### SET PROBLEM 1
Substitute "overflow-menu-icon" for every "more-options-icon" in the records, starting at the first line of the records and stopping after the line that contains "crying-baby-icon — [1191, 1358, 1253, 1430]". Leave everything else unchanged.

SORAN, Iraq: On a deserted road not too far from the border between Iran and Iraqi Kurdistan, Satar Barsirini looked up at the sky, now streaked with jets and drones.
Iraq’s Kurdish region has found itself caught in the crossfire of a regional war triggered by US and Israeli attacks on the Islamic republic.
Dressed like the Kurdish fighters he once served alongside, Barsirini still wears the khaki shalwar, fitted jacket and scarf wrapped around his waist.
Though recently retired, he refuses to give up his peshmerga uniform as he tills his small plot of land.
The rumble of jets and hum of drones “come from everywhere. Especially at night,” he told AFP in the hamlet of Barsirini, dozens of kilometers from the border.
He described the “shiver in our flesh” as the drones hit the ground outside.
“I feel bad for the people, because we have paid a lot in blood to liberate Kurdistan... We just want to live.”
Irbil, the autonomous region’s capital, and the valleys leading to the border have been targeted by Tehran and the Iraqi armed groups it supports.
American bases there have come under fire, as have positions held by Iranian Kurdish parties — the same ones US President Donald Trump said it would be “wonderful” to see storm Iran.
But Iran warned on Friday it would target facilities in Iraqi Kurdistan if fighters crossed into its territory.
“This isn’t my war,” said 58-year-old Barsirini.
He recalled the brutal repression and flight into the snowy mountains after the 1991 Kurdish uprising that followed the first Gulf War.

- ‘Dangerous people’ -

The uprising was repressed, leading to an exodus of two million Kurds to Iran and Turkiye.
“When we fled the cities for our lives, we went to Iran. They helped us, they gave us shelter and food,” he said.
The Kurds would not forget that, Barsirini stressed, adding that they could not just “turn against them” now to support the US and Israel.
“I don’t trust (Americans). They are dangerous people,” he said.
The Kurds, an ethnic minority with a distinct culture and language, are rooted in the mountainous region spread across Turkiye, Syria, Iraq and Iran.

### STORED RECORDS
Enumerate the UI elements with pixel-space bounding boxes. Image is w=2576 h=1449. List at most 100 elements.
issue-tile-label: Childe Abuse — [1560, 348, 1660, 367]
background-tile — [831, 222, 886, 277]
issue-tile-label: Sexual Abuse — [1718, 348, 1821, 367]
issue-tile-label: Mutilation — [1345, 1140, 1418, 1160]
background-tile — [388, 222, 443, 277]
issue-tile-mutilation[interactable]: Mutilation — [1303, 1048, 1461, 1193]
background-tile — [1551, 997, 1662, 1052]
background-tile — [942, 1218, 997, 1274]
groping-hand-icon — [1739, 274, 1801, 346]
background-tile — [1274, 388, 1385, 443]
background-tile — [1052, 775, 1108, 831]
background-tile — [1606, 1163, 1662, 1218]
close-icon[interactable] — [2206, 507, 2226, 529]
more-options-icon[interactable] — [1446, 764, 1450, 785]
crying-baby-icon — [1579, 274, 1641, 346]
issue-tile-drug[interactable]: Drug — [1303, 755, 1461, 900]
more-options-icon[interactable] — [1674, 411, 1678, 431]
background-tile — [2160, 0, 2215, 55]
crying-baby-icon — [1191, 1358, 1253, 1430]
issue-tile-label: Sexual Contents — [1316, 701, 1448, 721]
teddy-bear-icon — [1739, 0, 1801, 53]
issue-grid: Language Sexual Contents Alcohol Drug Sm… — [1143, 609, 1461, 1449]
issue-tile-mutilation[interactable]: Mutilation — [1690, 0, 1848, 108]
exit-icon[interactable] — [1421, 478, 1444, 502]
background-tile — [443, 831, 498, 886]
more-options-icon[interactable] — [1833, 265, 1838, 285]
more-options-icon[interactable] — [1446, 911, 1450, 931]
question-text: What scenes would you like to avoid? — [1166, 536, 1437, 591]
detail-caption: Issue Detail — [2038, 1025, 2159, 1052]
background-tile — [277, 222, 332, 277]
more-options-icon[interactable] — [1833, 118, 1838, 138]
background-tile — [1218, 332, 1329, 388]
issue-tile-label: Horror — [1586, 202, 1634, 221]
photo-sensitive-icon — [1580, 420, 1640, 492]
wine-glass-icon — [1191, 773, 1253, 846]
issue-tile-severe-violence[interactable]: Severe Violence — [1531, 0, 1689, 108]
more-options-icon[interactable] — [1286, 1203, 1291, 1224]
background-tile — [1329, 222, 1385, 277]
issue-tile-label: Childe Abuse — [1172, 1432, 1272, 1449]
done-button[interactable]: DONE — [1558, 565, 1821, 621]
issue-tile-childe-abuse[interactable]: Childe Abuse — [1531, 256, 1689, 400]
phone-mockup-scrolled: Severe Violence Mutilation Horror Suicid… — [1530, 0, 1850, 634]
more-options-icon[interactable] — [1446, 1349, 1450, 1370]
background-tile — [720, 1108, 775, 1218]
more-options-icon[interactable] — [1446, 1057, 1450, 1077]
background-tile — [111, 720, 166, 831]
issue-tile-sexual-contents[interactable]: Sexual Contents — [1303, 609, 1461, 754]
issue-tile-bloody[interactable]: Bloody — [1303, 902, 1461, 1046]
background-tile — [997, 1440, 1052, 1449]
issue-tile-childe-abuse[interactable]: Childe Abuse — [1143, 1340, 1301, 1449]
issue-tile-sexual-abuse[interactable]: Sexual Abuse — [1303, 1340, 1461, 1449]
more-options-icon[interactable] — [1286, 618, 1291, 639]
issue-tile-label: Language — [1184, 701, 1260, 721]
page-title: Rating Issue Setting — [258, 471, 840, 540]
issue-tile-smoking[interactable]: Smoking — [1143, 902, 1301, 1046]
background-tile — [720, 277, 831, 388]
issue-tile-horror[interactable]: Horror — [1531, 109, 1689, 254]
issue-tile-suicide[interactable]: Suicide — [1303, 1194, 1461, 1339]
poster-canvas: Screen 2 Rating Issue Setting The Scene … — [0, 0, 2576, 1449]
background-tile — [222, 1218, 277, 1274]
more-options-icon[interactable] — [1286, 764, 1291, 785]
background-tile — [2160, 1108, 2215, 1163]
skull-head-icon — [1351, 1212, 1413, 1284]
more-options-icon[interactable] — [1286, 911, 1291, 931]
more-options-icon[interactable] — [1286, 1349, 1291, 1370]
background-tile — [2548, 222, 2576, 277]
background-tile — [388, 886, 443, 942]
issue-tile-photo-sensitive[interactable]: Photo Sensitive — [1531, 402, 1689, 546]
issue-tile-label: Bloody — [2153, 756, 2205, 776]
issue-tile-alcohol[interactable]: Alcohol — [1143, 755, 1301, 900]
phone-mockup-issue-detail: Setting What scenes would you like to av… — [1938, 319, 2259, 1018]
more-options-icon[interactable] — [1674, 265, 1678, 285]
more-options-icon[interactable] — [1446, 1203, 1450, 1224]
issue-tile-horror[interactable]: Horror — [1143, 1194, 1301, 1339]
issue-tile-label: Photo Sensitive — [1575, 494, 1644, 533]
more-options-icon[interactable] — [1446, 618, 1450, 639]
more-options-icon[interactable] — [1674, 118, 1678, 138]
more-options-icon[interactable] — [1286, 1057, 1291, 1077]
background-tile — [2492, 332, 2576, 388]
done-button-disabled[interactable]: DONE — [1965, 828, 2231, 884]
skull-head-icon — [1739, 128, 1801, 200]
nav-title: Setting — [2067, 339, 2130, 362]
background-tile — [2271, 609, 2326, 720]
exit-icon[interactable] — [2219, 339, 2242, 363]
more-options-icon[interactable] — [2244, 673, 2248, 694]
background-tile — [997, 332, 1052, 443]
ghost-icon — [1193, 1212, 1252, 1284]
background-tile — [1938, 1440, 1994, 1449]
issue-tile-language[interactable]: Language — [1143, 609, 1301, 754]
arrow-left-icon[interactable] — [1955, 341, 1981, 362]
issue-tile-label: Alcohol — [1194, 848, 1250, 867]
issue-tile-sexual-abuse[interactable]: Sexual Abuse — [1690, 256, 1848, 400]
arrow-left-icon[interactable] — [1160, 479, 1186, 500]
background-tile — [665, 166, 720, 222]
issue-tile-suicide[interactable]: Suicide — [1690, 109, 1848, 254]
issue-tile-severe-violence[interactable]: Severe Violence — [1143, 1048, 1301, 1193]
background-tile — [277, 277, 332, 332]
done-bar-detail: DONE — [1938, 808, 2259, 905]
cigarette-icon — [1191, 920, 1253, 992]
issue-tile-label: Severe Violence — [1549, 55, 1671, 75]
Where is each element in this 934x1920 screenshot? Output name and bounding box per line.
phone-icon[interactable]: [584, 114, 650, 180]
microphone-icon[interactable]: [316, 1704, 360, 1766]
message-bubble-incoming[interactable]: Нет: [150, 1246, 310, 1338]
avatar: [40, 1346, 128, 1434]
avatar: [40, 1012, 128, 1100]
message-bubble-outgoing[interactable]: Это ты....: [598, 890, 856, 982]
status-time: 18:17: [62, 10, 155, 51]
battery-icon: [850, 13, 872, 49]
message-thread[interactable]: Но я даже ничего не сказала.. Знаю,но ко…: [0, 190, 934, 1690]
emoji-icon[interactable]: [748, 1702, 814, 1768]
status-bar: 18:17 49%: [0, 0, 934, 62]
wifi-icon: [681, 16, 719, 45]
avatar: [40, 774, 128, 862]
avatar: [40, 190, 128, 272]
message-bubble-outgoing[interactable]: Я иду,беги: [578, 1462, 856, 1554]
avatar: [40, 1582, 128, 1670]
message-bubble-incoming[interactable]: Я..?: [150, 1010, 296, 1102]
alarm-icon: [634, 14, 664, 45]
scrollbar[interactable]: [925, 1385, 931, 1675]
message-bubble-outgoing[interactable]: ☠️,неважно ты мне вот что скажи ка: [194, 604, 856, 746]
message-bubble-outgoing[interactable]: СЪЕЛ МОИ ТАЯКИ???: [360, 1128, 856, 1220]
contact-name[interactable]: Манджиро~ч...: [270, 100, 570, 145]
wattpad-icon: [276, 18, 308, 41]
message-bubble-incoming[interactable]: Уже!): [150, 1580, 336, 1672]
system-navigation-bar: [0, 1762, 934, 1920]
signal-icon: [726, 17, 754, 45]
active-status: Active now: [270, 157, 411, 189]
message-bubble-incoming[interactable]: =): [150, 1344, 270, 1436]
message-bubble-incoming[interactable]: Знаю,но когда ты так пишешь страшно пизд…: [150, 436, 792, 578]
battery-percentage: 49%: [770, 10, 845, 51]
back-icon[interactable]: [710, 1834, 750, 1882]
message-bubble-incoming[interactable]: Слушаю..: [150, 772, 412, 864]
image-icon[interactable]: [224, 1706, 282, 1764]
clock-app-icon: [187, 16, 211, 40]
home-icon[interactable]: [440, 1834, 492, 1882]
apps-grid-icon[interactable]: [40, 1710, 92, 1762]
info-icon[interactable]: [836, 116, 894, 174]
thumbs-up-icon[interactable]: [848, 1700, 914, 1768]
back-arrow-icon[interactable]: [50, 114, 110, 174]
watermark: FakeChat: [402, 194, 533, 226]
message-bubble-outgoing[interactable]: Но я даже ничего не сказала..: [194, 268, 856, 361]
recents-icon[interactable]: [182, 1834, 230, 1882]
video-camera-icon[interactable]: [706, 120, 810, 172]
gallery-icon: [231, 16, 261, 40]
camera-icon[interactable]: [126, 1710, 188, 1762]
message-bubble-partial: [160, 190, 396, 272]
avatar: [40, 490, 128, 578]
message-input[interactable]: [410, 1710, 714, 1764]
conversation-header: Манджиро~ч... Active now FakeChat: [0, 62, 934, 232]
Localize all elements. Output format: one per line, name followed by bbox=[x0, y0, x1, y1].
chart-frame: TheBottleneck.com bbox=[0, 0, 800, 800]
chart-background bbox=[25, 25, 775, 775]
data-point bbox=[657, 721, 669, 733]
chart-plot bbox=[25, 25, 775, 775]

### SET PROBLEM 2
Continue the account of Iraqi Kurdistan caught in the regional war from the point where it stops.

### TASK OUTPUT 1
Enumerate the UI elements with pixel-space bounding boxes. Image is w=2576 h=1449. List at most 100 elements.
issue-tile-label: Childe Abuse — [1560, 348, 1660, 367]
background-tile — [831, 222, 886, 277]
issue-tile-label: Sexual Abuse — [1718, 348, 1821, 367]
issue-tile-label: Mutilation — [1345, 1140, 1418, 1160]
background-tile — [388, 222, 443, 277]
issue-tile-mutilation[interactable]: Mutilation — [1303, 1048, 1461, 1193]
background-tile — [1551, 997, 1662, 1052]
background-tile — [942, 1218, 997, 1274]
groping-hand-icon — [1739, 274, 1801, 346]
background-tile — [1274, 388, 1385, 443]
background-tile — [1052, 775, 1108, 831]
background-tile — [1606, 1163, 1662, 1218]
close-icon[interactable] — [2206, 507, 2226, 529]
overflow-menu-icon[interactable] — [1446, 764, 1450, 785]
crying-baby-icon — [1579, 274, 1641, 346]
issue-tile-drug[interactable]: Drug — [1303, 755, 1461, 900]
overflow-menu-icon[interactable] — [1674, 411, 1678, 431]
background-tile — [2160, 0, 2215, 55]
crying-baby-icon — [1191, 1358, 1253, 1430]

### TASK OUTPUT 2
They have long fought for their own homeland, but for decades suffered defeats on the battlefield and massacres in their hometowns.
They make up one of Iran’s most important non-Persian ethnic minority groups.
A week of war has gripped daily life in Iraqi Kurdistan, residents told AFP.
“People are afraid,” said Nasr Al-Din, a 42-year-old policeman who, as a child, lived through the 1991 exodus — “thrown on a donkey’s back with my sister.”
“This generation is different from the older ones” that have seen “seen fighting.”
Now, he said, you could be “sitting down in your home... and all of a sudden a drone hits your house.”
“We may have to go into town or somewhere safer,” said Issa Diayri, 31, a truck driver waiting in a roadside garage, his lorry idle for lack of deliveries from Iran.

- ‘Shouldn’t get involved’ -

Soran, a small town of 3,000 people about 65 kilometers (40 miles) from the border, was hit Thursday by a drone that fell in the middle of a street.
There, baker Yussef Ramazan, 42, and his three apprentices, hurriedly made bread before breaking their fast.
But, living so close to the Iranian border, he said “people are afraid to come and buy it.”
He told AFP he did not think it was a good idea “for the Kurdish region to get involved in this war.”
“We are not even an independent country yet. We would like to become one, but we are nothing for now, so we shouldn’t get involved in these situations.”
Across the street, Hajji watched from his empty dry cleaning shop as the road cleared.
Before the war, the town was crowded as evening fell, he said, declining to give his full name.
“But after the drone explosion, no one was here. In five minutes, everyone left the street and no one was out.”